■ Problem to work on
Transcribe the records below in full; pictures stay out of the copy.

-------

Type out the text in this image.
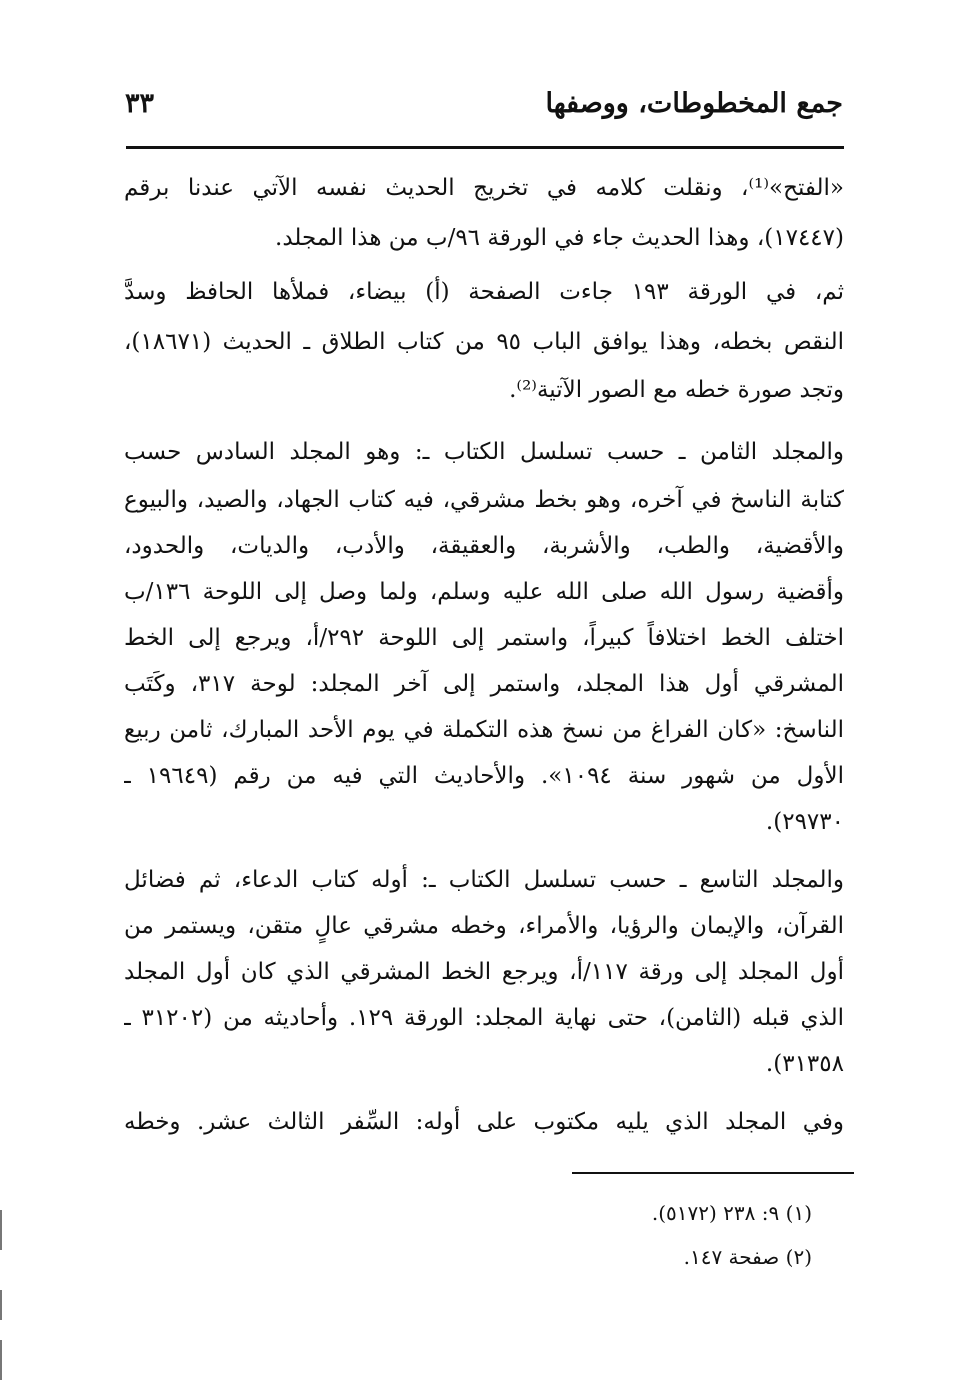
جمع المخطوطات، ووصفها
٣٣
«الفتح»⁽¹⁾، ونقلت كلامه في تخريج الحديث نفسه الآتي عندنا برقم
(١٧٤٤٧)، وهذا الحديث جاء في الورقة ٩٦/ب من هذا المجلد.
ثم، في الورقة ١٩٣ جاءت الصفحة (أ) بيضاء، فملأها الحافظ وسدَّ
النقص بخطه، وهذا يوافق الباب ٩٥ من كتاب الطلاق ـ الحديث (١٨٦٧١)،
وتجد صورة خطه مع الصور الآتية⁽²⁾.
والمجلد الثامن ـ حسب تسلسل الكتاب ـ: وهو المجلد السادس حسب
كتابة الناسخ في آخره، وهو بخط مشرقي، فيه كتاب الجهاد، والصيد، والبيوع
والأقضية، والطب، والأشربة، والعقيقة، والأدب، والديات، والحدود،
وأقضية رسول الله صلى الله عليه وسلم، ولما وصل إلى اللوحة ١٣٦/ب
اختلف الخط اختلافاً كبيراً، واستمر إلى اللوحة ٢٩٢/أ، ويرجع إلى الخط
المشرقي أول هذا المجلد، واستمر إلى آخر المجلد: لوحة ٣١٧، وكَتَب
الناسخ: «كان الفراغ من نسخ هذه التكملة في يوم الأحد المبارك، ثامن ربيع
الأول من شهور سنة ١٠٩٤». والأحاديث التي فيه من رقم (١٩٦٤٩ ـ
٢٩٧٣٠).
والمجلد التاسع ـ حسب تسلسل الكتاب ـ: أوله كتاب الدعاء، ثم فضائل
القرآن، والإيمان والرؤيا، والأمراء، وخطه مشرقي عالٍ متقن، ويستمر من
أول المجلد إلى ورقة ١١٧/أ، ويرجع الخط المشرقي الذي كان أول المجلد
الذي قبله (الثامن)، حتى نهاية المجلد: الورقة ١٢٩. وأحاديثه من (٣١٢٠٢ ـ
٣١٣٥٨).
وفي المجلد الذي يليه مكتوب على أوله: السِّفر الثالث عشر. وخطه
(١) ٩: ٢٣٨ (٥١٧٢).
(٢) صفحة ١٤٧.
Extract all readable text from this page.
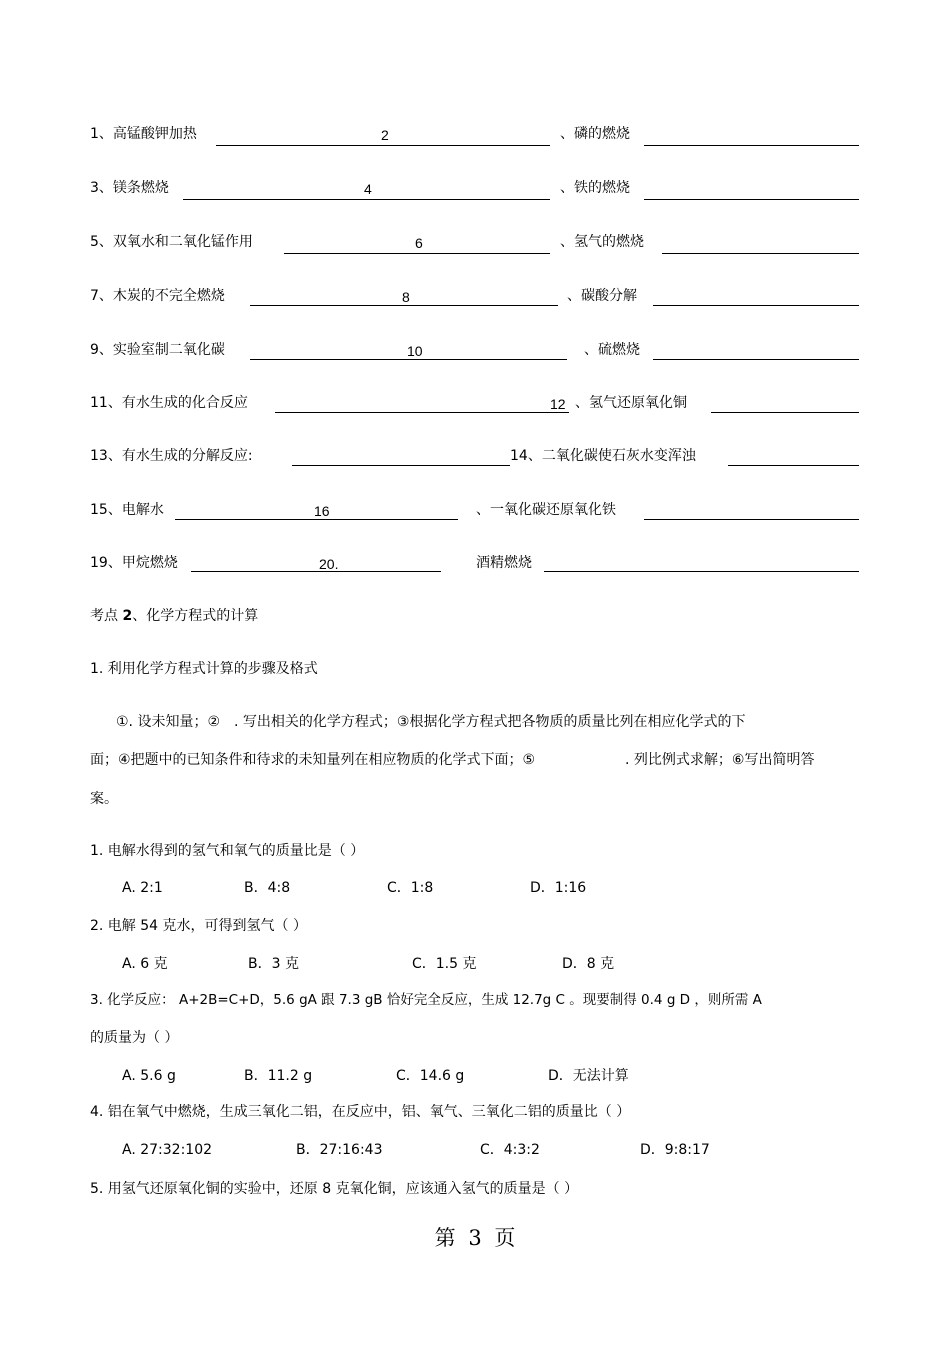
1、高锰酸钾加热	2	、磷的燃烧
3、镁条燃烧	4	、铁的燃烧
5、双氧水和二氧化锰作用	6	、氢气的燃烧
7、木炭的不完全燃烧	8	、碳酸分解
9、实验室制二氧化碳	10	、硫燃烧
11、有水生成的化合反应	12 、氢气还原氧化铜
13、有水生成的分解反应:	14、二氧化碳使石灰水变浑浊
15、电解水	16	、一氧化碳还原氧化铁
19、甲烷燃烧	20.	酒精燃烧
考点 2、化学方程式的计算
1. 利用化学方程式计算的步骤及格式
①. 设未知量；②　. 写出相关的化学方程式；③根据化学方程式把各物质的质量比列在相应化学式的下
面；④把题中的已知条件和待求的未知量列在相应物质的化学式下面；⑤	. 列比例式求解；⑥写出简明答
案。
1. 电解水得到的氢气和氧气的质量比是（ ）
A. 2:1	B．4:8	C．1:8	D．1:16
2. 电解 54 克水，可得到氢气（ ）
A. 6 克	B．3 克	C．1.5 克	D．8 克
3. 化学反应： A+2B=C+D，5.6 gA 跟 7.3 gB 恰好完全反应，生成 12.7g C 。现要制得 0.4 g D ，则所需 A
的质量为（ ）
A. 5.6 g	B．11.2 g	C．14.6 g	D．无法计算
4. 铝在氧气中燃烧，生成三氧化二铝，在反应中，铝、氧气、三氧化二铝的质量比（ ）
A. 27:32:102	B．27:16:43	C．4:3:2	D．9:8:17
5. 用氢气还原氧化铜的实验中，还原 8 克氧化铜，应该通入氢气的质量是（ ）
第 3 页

-------

■ The result
Type out the text in this image.
جمع المخطوطات، ووصفها
٣٣
«الفتح»⁽¹⁾، ونقلت كلامه في تخريج الحديث نفسه الآتي عندنا برقم
(١٧٤٤٧)، وهذا الحديث جاء في الورقة ٩٦/ب من هذا المجلد.
ثم، في الورقة ١٩٣ جاءت الصفحة (أ) بيضاء، فملأها الحافظ وسدَّ
النقص بخطه، وهذا يوافق الباب ٩٥ من كتاب الطلاق ـ الحديث (١٨٦٧١)،
وتجد صورة خطه مع الصور الآتية⁽²⁾.
والمجلد الثامن ـ حسب تسلسل الكتاب ـ: وهو المجلد السادس حسب
كتابة الناسخ في آخره، وهو بخط مشرقي، فيه كتاب الجهاد، والصيد، والبيوع
والأقضية، والطب، والأشربة، والعقيقة، والأدب، والديات، والحدود،
وأقضية رسول الله صلى الله عليه وسلم، ولما وصل إلى اللوحة ١٣٦/ب
اختلف الخط اختلافاً كبيراً، واستمر إلى اللوحة ٢٩٢/أ، ويرجع إلى الخط
المشرقي أول هذا المجلد، واستمر إلى آخر المجلد: لوحة ٣١٧، وكَتَب
الناسخ: «كان الفراغ من نسخ هذه التكملة في يوم الأحد المبارك، ثامن ربيع
الأول من شهور سنة ١٠٩٤». والأحاديث التي فيه من رقم (١٩٦٤٩ ـ
٢٩٧٣٠).
والمجلد التاسع ـ حسب تسلسل الكتاب ـ: أوله كتاب الدعاء، ثم فضائل
القرآن، والإيمان والرؤيا، والأمراء، وخطه مشرقي عالٍ متقن، ويستمر من
أول المجلد إلى ورقة ١١٧/أ، ويرجع الخط المشرقي الذي كان أول المجلد
الذي قبله (الثامن)، حتى نهاية المجلد: الورقة ١٢٩. وأحاديثه من (٣١٢٠٢ ـ
٣١٣٥٨).
وفي المجلد الذي يليه مكتوب على أوله: السِّفر الثالث عشر. وخطه
(١) ٩: ٢٣٨ (٥١٧٢).
(٢) صفحة ١٤٧.
Extract all readable text from this page.
1、高锰酸钾加热	2	、磷的燃烧
3、镁条燃烧	4	、铁的燃烧
5、双氧水和二氧化锰作用	6	、氢气的燃烧
7、木炭的不完全燃烧	8	、碳酸分解
9、实验室制二氧化碳	10	、硫燃烧
11、有水生成的化合反应	12 、氢气还原氧化铜
13、有水生成的分解反应:	14、二氧化碳使石灰水变浑浊
15、电解水	16	、一氧化碳还原氧化铁
19、甲烷燃烧	20.	酒精燃烧
考点 2、化学方程式的计算
1. 利用化学方程式计算的步骤及格式
①. 设未知量；②　. 写出相关的化学方程式；③根据化学方程式把各物质的质量比列在相应化学式的下
面；④把题中的已知条件和待求的未知量列在相应物质的化学式下面；⑤	. 列比例式求解；⑥写出简明答
案。
1. 电解水得到的氢气和氧气的质量比是（ ）
A. 2:1	B．4:8	C．1:8	D．1:16
2. 电解 54 克水，可得到氢气（ ）
A. 6 克	B．3 克	C．1.5 克	D．8 克
3. 化学反应： A+2B=C+D，5.6 gA 跟 7.3 gB 恰好完全反应，生成 12.7g C 。现要制得 0.4 g D ，则所需 A
的质量为（ ）
A. 5.6 g	B．11.2 g	C．14.6 g	D．无法计算
4. 铝在氧气中燃烧，生成三氧化二铝，在反应中，铝、氧气、三氧化二铝的质量比（ ）
A. 27:32:102	B．27:16:43	C．4:3:2	D．9:8:17
5. 用氢气还原氧化铜的实验中，还原 8 克氧化铜，应该通入氢气的质量是（ ）
第 3 页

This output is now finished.